Task set
A) In the biarc geometry post, why does the writer not deal with S-shaped biarcs?
B) Say whether each statement agrees with the biarc geometry post, answering yes or no and quoting the deciding words: (i) A biarc has two extra degrees of freedom. (ii) The extra degrees of freedom of the cubic spline are usually called weight factors. (iii) Biarcs can be chained to form a continuous curve.

Freesteel Blog » Biarc geometry done easy

Biarc geometry done easy

Wednesday, January 20th, 2016 at 4:57 pm Written by:

This is about C-shaped biarcs. I’m not interested in the S-shaped ones, so I’ve not looked at them.

A Biarc is a smooth curve composed of two consecutive tangential circular arcs that can be drawn between a given pair of points with a given tangency at those points.

In many ways a biarc fulfills the job of a cubic spline commonly used in CAD to interpolate a curve between two points with given tangencies. They can be chained to form a continuous curve that appears smooth to the eye (continuous first derivative) all along its length.

Given end points and tangent vectors, there are two extra degrees of freedom for the cubic spline. These are usually called the weight factors.

A biarc has only one extra degree of freedom, which determines the point where the two arcs join tangentially.

[Layout region records]
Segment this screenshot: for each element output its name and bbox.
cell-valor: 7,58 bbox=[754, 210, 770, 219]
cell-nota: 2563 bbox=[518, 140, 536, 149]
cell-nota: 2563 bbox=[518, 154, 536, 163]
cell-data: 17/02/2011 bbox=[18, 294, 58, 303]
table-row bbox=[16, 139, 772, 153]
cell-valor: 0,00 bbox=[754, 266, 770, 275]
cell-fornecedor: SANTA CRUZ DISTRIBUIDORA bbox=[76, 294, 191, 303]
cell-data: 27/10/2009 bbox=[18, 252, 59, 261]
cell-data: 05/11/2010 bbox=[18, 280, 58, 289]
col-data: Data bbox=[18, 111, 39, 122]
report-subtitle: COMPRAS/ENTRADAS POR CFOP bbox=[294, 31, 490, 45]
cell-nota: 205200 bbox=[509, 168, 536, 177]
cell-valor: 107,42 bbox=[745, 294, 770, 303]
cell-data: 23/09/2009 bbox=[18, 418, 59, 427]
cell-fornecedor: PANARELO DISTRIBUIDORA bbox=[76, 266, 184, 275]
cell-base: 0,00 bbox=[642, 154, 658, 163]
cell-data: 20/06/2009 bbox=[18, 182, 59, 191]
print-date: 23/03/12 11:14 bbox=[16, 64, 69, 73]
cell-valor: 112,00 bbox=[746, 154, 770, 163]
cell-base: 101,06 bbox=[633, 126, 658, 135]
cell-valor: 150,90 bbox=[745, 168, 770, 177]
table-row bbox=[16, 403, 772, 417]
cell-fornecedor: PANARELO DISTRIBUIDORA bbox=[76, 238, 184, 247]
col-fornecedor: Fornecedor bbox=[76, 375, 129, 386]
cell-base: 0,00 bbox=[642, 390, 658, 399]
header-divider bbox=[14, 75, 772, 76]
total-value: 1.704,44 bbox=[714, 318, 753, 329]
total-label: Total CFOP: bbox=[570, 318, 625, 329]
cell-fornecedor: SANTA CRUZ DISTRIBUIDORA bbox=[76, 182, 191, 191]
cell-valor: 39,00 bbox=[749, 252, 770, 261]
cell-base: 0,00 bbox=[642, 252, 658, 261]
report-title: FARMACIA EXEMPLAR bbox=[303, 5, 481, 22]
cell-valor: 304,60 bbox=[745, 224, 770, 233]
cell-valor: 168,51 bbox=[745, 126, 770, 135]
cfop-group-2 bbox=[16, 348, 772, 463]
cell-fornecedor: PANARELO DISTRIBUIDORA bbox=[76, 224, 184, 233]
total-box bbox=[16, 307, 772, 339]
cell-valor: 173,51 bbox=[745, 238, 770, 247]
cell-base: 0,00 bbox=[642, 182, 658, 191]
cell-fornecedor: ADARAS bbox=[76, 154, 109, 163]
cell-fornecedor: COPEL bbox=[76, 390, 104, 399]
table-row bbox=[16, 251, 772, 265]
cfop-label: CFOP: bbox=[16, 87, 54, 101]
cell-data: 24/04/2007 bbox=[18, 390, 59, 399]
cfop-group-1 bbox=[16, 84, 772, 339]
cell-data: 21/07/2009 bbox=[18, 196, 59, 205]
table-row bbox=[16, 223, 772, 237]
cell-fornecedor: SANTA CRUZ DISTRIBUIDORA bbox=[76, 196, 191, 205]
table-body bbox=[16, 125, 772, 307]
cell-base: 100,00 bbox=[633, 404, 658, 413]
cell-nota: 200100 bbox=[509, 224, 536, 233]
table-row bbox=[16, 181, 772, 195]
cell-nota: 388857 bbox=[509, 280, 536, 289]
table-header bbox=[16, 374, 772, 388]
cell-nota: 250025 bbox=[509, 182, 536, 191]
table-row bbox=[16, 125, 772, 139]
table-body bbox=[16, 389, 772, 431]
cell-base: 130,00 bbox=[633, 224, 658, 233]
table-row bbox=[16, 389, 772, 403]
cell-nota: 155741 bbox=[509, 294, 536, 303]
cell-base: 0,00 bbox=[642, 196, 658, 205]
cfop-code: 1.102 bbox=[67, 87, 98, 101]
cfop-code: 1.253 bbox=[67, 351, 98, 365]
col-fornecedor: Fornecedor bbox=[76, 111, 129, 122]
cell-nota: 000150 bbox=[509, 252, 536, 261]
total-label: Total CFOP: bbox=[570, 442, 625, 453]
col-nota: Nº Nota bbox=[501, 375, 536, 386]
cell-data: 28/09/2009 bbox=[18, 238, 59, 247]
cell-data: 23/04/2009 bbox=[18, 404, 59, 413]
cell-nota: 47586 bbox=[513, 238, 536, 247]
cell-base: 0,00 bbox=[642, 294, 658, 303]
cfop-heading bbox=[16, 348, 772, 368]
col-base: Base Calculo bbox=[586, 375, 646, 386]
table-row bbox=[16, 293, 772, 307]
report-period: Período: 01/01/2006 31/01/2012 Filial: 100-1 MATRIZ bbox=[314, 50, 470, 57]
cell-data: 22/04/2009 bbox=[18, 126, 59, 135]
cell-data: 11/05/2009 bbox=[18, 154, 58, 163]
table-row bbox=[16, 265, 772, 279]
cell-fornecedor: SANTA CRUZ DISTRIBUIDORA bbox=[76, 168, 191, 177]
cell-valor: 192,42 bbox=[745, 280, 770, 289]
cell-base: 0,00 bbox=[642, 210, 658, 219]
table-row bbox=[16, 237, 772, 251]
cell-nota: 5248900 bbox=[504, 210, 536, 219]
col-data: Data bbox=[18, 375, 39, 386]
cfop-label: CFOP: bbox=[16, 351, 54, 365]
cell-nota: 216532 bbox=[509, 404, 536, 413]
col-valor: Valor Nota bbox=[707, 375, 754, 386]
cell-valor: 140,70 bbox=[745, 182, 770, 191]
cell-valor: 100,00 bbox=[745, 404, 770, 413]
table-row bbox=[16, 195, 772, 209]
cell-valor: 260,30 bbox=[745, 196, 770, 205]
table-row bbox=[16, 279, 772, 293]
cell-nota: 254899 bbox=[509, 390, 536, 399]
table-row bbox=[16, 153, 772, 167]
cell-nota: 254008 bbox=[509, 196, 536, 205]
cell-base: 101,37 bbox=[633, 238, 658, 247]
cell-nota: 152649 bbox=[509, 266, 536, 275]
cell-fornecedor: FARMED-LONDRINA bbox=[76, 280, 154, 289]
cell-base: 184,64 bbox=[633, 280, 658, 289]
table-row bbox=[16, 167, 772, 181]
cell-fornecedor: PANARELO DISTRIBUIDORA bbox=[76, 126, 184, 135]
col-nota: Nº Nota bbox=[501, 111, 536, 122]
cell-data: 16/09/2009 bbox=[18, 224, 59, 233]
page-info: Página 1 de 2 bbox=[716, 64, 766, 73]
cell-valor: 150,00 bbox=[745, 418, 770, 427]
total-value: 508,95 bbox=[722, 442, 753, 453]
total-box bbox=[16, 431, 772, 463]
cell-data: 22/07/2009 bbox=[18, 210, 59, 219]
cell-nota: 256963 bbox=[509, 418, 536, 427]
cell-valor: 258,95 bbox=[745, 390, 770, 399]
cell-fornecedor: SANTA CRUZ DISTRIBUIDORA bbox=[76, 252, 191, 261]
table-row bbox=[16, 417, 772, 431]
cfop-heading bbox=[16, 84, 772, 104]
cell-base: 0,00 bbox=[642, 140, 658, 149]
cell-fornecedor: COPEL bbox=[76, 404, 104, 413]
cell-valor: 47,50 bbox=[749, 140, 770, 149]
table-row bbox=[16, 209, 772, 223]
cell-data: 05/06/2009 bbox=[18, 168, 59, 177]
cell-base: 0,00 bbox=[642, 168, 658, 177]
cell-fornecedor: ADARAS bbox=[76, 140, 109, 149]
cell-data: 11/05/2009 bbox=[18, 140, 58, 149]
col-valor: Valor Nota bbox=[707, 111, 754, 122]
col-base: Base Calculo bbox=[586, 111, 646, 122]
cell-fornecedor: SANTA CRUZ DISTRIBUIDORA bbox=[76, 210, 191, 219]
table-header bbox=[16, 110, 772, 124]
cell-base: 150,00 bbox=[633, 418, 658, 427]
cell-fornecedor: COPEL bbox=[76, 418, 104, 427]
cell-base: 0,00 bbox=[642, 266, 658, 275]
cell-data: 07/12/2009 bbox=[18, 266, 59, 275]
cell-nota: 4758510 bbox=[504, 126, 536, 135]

Complete answers
A) The writer is not interested in S-shaped biarcs and so has not looked at them. The post covers only C-shaped biarcs.

B)
(i) No: "A biarc has only one extra degree of freedom"
(ii) Yes: "there are two extra degrees of freedom for the cubic spline. These are usually called the weight factors."
(iii) Yes: "They can be chained to form a continuous curve"